Extracts from a graphics dataset
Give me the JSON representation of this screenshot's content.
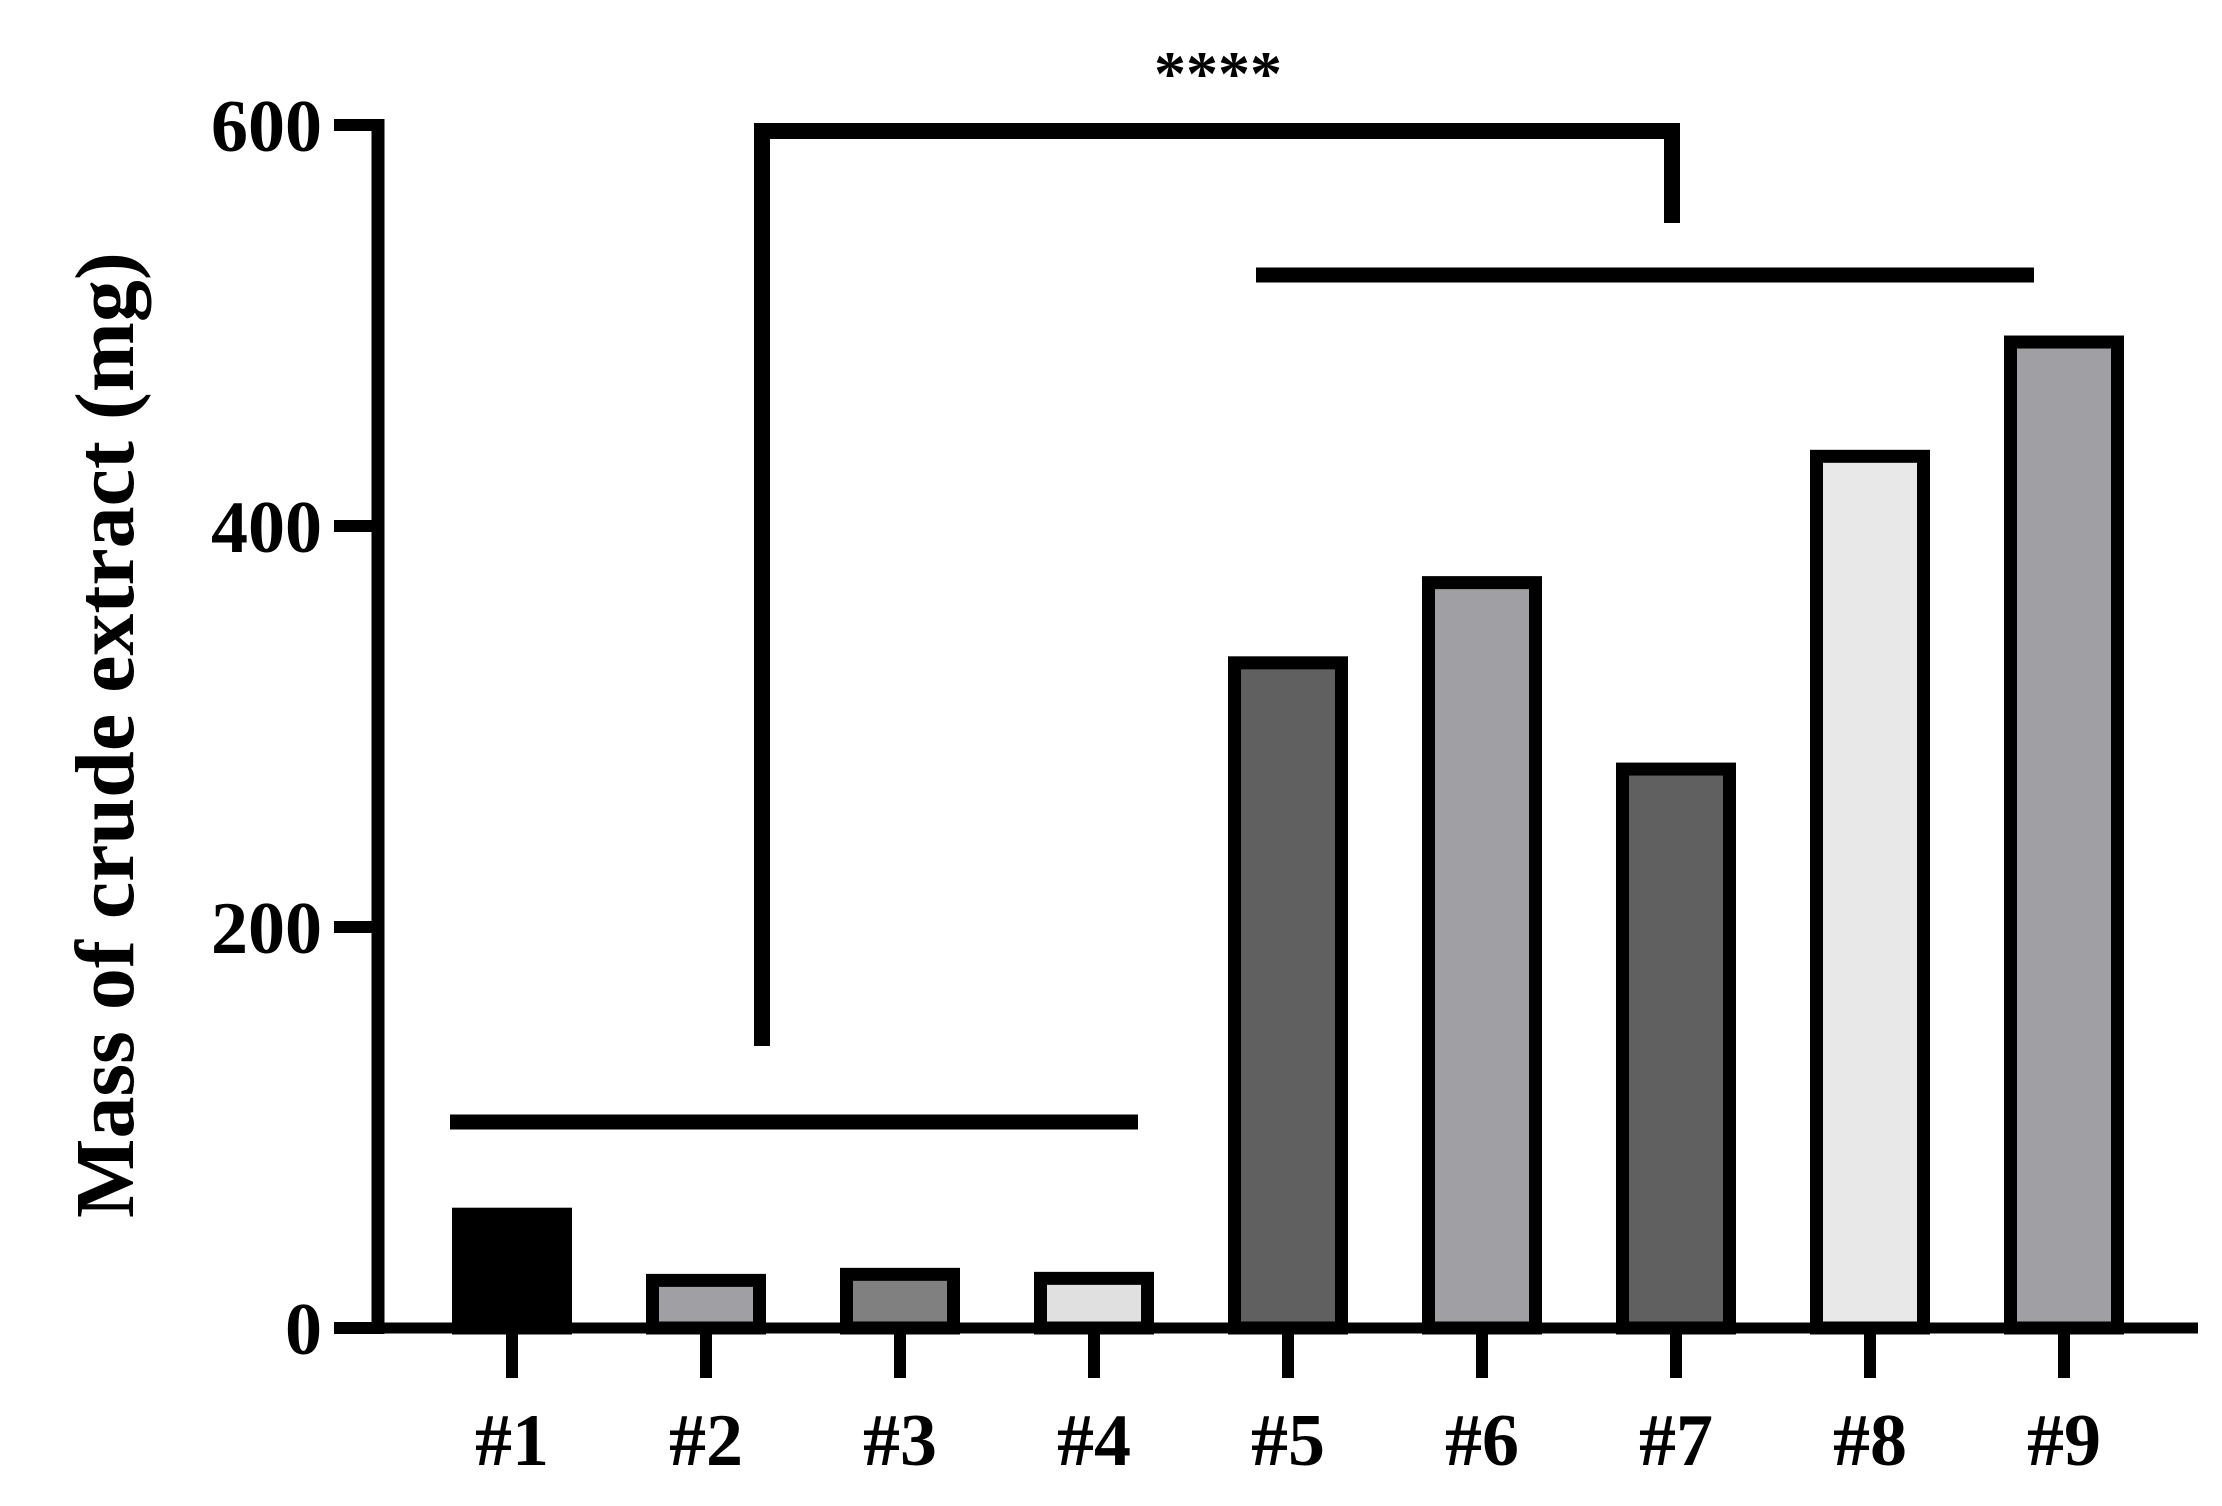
{
  "chart_data": {
    "type": "bar",
    "categories": [
      "#1",
      "#2",
      "#3",
      "#4",
      "#5",
      "#6",
      "#7",
      "#8",
      "#9"
    ],
    "values": [
      60,
      27,
      30,
      28,
      335,
      375,
      282,
      438,
      495
    ],
    "bar_colors": [
      "#000000",
      "#a0a0a4",
      "#808080",
      "#e0e0e0",
      "#606060",
      "#a0a0a4",
      "#606060",
      "#e8e8e8",
      "#a0a0a4"
    ],
    "ylabel": "Mass of crude extract (mg)",
    "ylim": [
      0,
      600
    ],
    "yticks": [
      "0",
      "200",
      "400",
      "600"
    ],
    "grid": false,
    "significance": {
      "label": "****",
      "groups": [
        [
          "#1",
          "#4"
        ],
        [
          "#5",
          "#9"
        ]
      ]
    }
  }
}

__STATED TASK__
Output every entry exactly as given; pictures are not part of the copy.

__WRITTEN ANSWER__
Give me the JSON representation of this screenshot's content.
{
  "chart_data": {
    "type": "bar",
    "categories": [
      "#1",
      "#2",
      "#3",
      "#4",
      "#5",
      "#6",
      "#7",
      "#8",
      "#9"
    ],
    "values": [
      60,
      27,
      30,
      28,
      335,
      375,
      282,
      438,
      495
    ],
    "bar_colors": [
      "#000000",
      "#a0a0a4",
      "#808080",
      "#e0e0e0",
      "#606060",
      "#a0a0a4",
      "#606060",
      "#e8e8e8",
      "#a0a0a4"
    ],
    "ylabel": "Mass of crude extract (mg)",
    "ylim": [
      0,
      600
    ],
    "yticks": [
      "0",
      "200",
      "400",
      "600"
    ],
    "grid": false,
    "significance": {
      "label": "****",
      "groups": [
        [
          "#1",
          "#4"
        ],
        [
          "#5",
          "#9"
        ]
      ]
    }
  }
}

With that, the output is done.